▸ Requirement
Reproduce every record below exactly as written, leaving out any pictures.
################
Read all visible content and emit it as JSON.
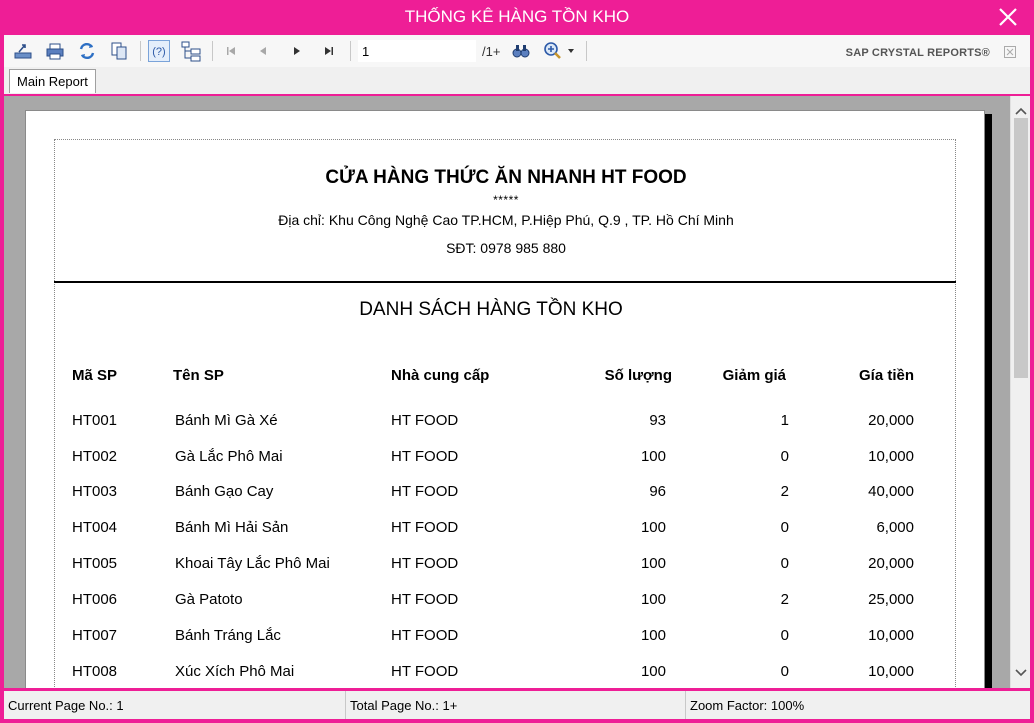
{
  "window": {
    "title": "THỐNG KÊ HÀNG TỒN KHO"
  },
  "toolbar": {
    "page_value": "1",
    "page_total": "/1+",
    "brand": "SAP CRYSTAL REPORTS®"
  },
  "tabs": [
    {
      "label": "Main Report"
    }
  ],
  "report": {
    "store_name": "CỬA HÀNG THỨC ĂN NHANH HT FOOD",
    "stars": "*****",
    "address": "Địa chỉ: Khu Công Nghệ Cao TP.HCM, P.Hiệp Phú, Q.9 , TP. Hồ Chí Minh",
    "phone": "SĐT: 0978 985 880",
    "title": "DANH SÁCH HÀNG TỒN KHO",
    "columns": [
      "Mã SP",
      "Tên SP",
      "Nhà cung cấp",
      "Số lượng",
      "Giảm giá",
      "Gía tiền"
    ],
    "rows": [
      [
        "HT001",
        "Bánh Mì Gà Xé",
        "HT FOOD",
        "93",
        "1",
        "20,000"
      ],
      [
        "HT002",
        "Gà Lắc Phô Mai",
        "HT FOOD",
        "100",
        "0",
        "10,000"
      ],
      [
        "HT003",
        "Bánh Gạo Cay",
        "HT FOOD",
        "96",
        "2",
        "40,000"
      ],
      [
        "HT004",
        "Bánh Mì Hải Sản",
        "HT FOOD",
        "100",
        "0",
        "6,000"
      ],
      [
        "HT005",
        "Khoai Tây Lắc Phô Mai",
        "HT FOOD",
        "100",
        "0",
        "20,000"
      ],
      [
        "HT006",
        "Gà Patoto",
        "HT FOOD",
        "100",
        "2",
        "25,000"
      ],
      [
        "HT007",
        "Bánh Tráng Lắc",
        "HT FOOD",
        "100",
        "0",
        "10,000"
      ],
      [
        "HT008",
        "Xúc Xích Phô Mai",
        "HT FOOD",
        "100",
        "0",
        "10,000"
      ]
    ]
  },
  "status": {
    "current_page": "Current Page No.: 1",
    "total_page": "Total Page No.: 1+",
    "zoom": "Zoom Factor: 100%"
  },
  "colors": {
    "window_frame": "#ee1e96",
    "viewer_bg": "#a8a8a8"
  },
  "icons": [
    "export-icon",
    "print-icon",
    "refresh-icon",
    "copy-icon",
    "help-icon",
    "group-tree-icon",
    "first-page-icon",
    "previous-page-icon",
    "next-page-icon",
    "last-page-icon",
    "find-icon",
    "zoom-icon",
    "close-icon"
  ]
}
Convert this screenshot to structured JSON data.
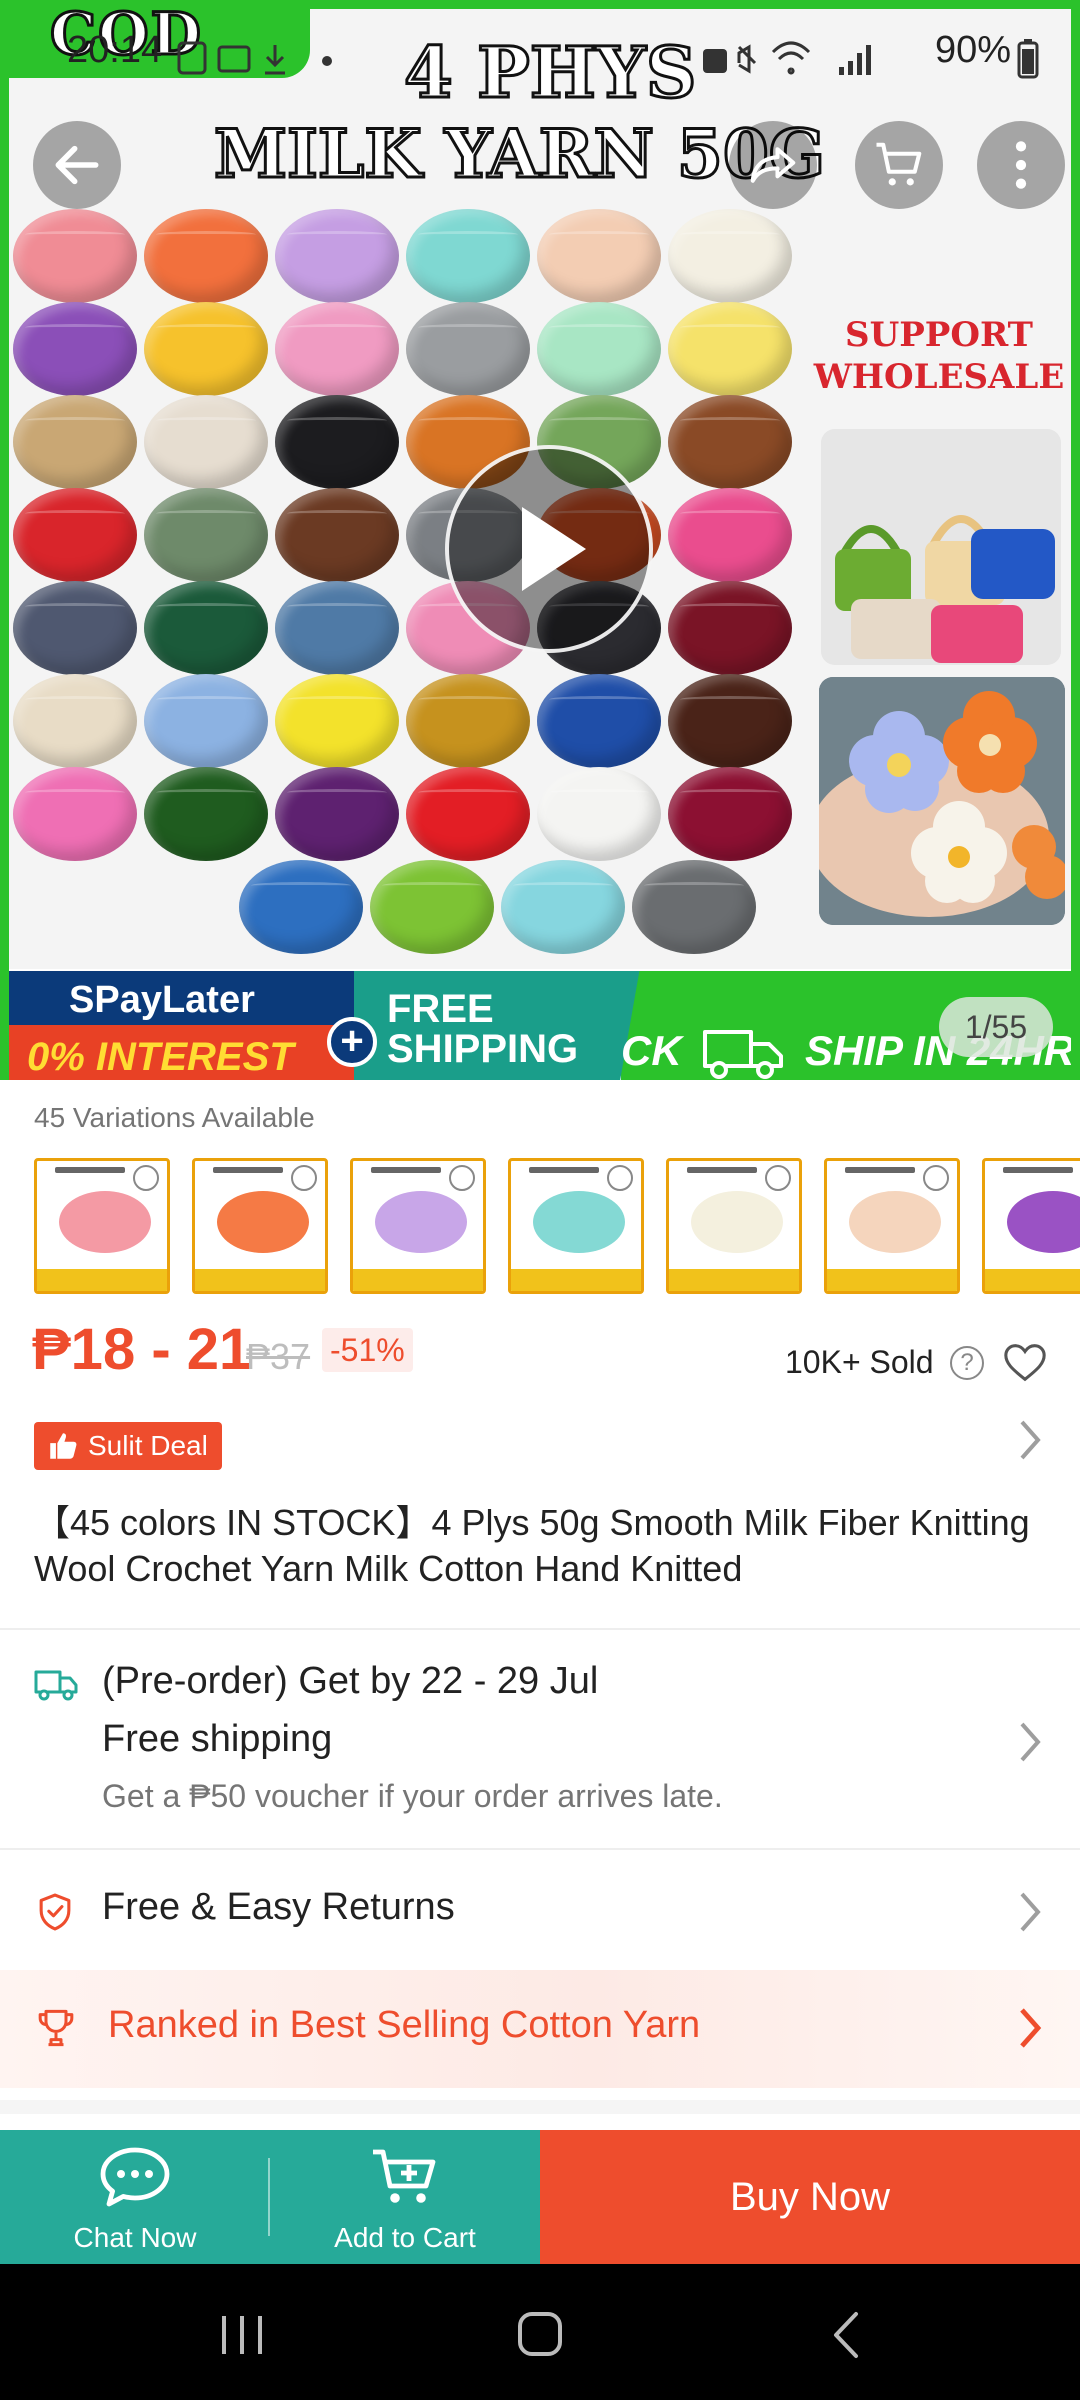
{
  "status_bar": {
    "time": "20:14",
    "battery": "90%"
  },
  "hero": {
    "badge": "COD",
    "title_line1": "4 PHYS",
    "title_line2": "MILK YARN 50G",
    "support": "SUPPORT WHOLESALE",
    "counter": "1/55",
    "promo": {
      "spaylater": "SPayLater",
      "interest": "0% INTEREST",
      "free_shipping": "FREE SHIPPING",
      "ship": "CK",
      "ship_24": "SHIP IN 24HR"
    },
    "yarn_colors": [
      "#f08c95",
      "#f2703d",
      "#c59ee3",
      "#7fd8d2",
      "#f3cdb3",
      "#f3efe2",
      "#8b4fb8",
      "#f6c22c",
      "#f09bc2",
      "#9a9da0",
      "#a8e6c4",
      "#f5e26a",
      "#c9a774",
      "#e6ddd0",
      "#1c1c1f",
      "#d97424",
      "#74a65a",
      "#8a4a26",
      "#d9252b",
      "#6e8a6a",
      "#6b3a23",
      "#7b7f84",
      "#c84a20",
      "#ea4d8e",
      "#4f5870",
      "#1b5a3a",
      "#4f7aa6",
      "#ef8cb6",
      "#2b2b30",
      "#7a1426",
      "#e8dcc6",
      "#8cb2e2",
      "#f3e22b",
      "#c6921e",
      "#1f4ea8",
      "#4a2318",
      "#ef6fb4",
      "#1f5c1f",
      "#5e2170",
      "#e31e25",
      "#f4f4f2",
      "#8c1032",
      "#2d6fc0",
      "#7dc334",
      "#86d6df",
      "#6a6d70"
    ]
  },
  "variations": {
    "label": "45 Variations Available",
    "thumb_colors": [
      "#f49aa4",
      "#f57a45",
      "#c8a6e8",
      "#84d9d4",
      "#f4f0de",
      "#f5d5bd",
      "#9a52c4"
    ]
  },
  "price": {
    "range": "₱18 - 21",
    "original": "₱37",
    "discount": "-51%",
    "sold": "10K+ Sold",
    "help": "?"
  },
  "deal": {
    "label": "Sulit Deal"
  },
  "product": {
    "title": "【45 colors IN STOCK】4 Plys 50g Smooth Milk Fiber Knitting Wool Crochet Yarn Milk Cotton Hand Knitted"
  },
  "shipping": {
    "preorder": "(Pre-order) Get by 22 - 29 Jul",
    "free": "Free shipping",
    "voucher": "Get a ₱50 voucher if your order arrives late."
  },
  "returns": {
    "label": "Free & Easy Returns"
  },
  "ranking": {
    "label": "Ranked in Best Selling Cotton Yarn"
  },
  "bottom_bar": {
    "chat": "Chat Now",
    "cart": "Add to Cart",
    "buy": "Buy Now"
  },
  "colors": {
    "accent": "#ee4d2d",
    "teal": "#26aa99",
    "green_frame": "#2bc22b"
  }
}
################
▸ Right answer
Read all visible content and emit it as JSON.
{
  "window": {
    "title": "THỐNG KÊ HÀNG TỒN KHO"
  },
  "toolbar": {
    "page_value": "1",
    "page_total": "/1+",
    "brand": "SAP CRYSTAL REPORTS®"
  },
  "tabs": [
    {
      "label": "Main Report"
    }
  ],
  "report": {
    "store_name": "CỬA HÀNG THỨC ĂN NHANH HT FOOD",
    "stars": "*****",
    "address": "Địa chỉ: Khu Công Nghệ Cao TP.HCM, P.Hiệp Phú, Q.9 , TP. Hồ Chí Minh",
    "phone": "SĐT: 0978 985 880",
    "title": "DANH SÁCH HÀNG TỒN KHO",
    "columns": [
      "Mã SP",
      "Tên SP",
      "Nhà cung cấp",
      "Số lượng",
      "Giảm giá",
      "Gía tiền"
    ],
    "rows": [
      [
        "HT001",
        "Bánh Mì Gà Xé",
        "HT FOOD",
        "93",
        "1",
        "20,000"
      ],
      [
        "HT002",
        "Gà Lắc Phô Mai",
        "HT FOOD",
        "100",
        "0",
        "10,000"
      ],
      [
        "HT003",
        "Bánh Gạo Cay",
        "HT FOOD",
        "96",
        "2",
        "40,000"
      ],
      [
        "HT004",
        "Bánh Mì Hải Sản",
        "HT FOOD",
        "100",
        "0",
        "6,000"
      ],
      [
        "HT005",
        "Khoai Tây Lắc Phô Mai",
        "HT FOOD",
        "100",
        "0",
        "20,000"
      ],
      [
        "HT006",
        "Gà Patoto",
        "HT FOOD",
        "100",
        "2",
        "25,000"
      ],
      [
        "HT007",
        "Bánh Tráng Lắc",
        "HT FOOD",
        "100",
        "0",
        "10,000"
      ],
      [
        "HT008",
        "Xúc Xích Phô Mai",
        "HT FOOD",
        "100",
        "0",
        "10,000"
      ]
    ]
  },
  "status": {
    "current_page": "Current Page No.: 1",
    "total_page": "Total Page No.: 1+",
    "zoom": "Zoom Factor: 100%"
  },
  "colors": {
    "window_frame": "#ee1e96",
    "viewer_bg": "#a8a8a8"
  },
  "icons": [
    "export-icon",
    "print-icon",
    "refresh-icon",
    "copy-icon",
    "help-icon",
    "group-tree-icon",
    "first-page-icon",
    "previous-page-icon",
    "next-page-icon",
    "last-page-icon",
    "find-icon",
    "zoom-icon",
    "close-icon"
  ]
}
Convert this screenshot to structured JSON data.
{
  "status_bar": {
    "time": "20:14",
    "battery": "90%"
  },
  "hero": {
    "badge": "COD",
    "title_line1": "4 PHYS",
    "title_line2": "MILK YARN 50G",
    "support": "SUPPORT WHOLESALE",
    "counter": "1/55",
    "promo": {
      "spaylater": "SPayLater",
      "interest": "0% INTEREST",
      "free_shipping": "FREE SHIPPING",
      "ship": "CK",
      "ship_24": "SHIP IN 24HR"
    },
    "yarn_colors": [
      "#f08c95",
      "#f2703d",
      "#c59ee3",
      "#7fd8d2",
      "#f3cdb3",
      "#f3efe2",
      "#8b4fb8",
      "#f6c22c",
      "#f09bc2",
      "#9a9da0",
      "#a8e6c4",
      "#f5e26a",
      "#c9a774",
      "#e6ddd0",
      "#1c1c1f",
      "#d97424",
      "#74a65a",
      "#8a4a26",
      "#d9252b",
      "#6e8a6a",
      "#6b3a23",
      "#7b7f84",
      "#c84a20",
      "#ea4d8e",
      "#4f5870",
      "#1b5a3a",
      "#4f7aa6",
      "#ef8cb6",
      "#2b2b30",
      "#7a1426",
      "#e8dcc6",
      "#8cb2e2",
      "#f3e22b",
      "#c6921e",
      "#1f4ea8",
      "#4a2318",
      "#ef6fb4",
      "#1f5c1f",
      "#5e2170",
      "#e31e25",
      "#f4f4f2",
      "#8c1032",
      "#2d6fc0",
      "#7dc334",
      "#86d6df",
      "#6a6d70"
    ]
  },
  "variations": {
    "label": "45 Variations Available",
    "thumb_colors": [
      "#f49aa4",
      "#f57a45",
      "#c8a6e8",
      "#84d9d4",
      "#f4f0de",
      "#f5d5bd",
      "#9a52c4"
    ]
  },
  "price": {
    "range": "₱18 - 21",
    "original": "₱37",
    "discount": "-51%",
    "sold": "10K+ Sold",
    "help": "?"
  },
  "deal": {
    "label": "Sulit Deal"
  },
  "product": {
    "title": "【45 colors IN STOCK】4 Plys 50g Smooth Milk Fiber Knitting Wool Crochet Yarn Milk Cotton Hand Knitted"
  },
  "shipping": {
    "preorder": "(Pre-order) Get by 22 - 29 Jul",
    "free": "Free shipping",
    "voucher": "Get a ₱50 voucher if your order arrives late."
  },
  "returns": {
    "label": "Free & Easy Returns"
  },
  "ranking": {
    "label": "Ranked in Best Selling Cotton Yarn"
  },
  "bottom_bar": {
    "chat": "Chat Now",
    "cart": "Add to Cart",
    "buy": "Buy Now"
  },
  "colors": {
    "accent": "#ee4d2d",
    "teal": "#26aa99",
    "green_frame": "#2bc22b"
  }
}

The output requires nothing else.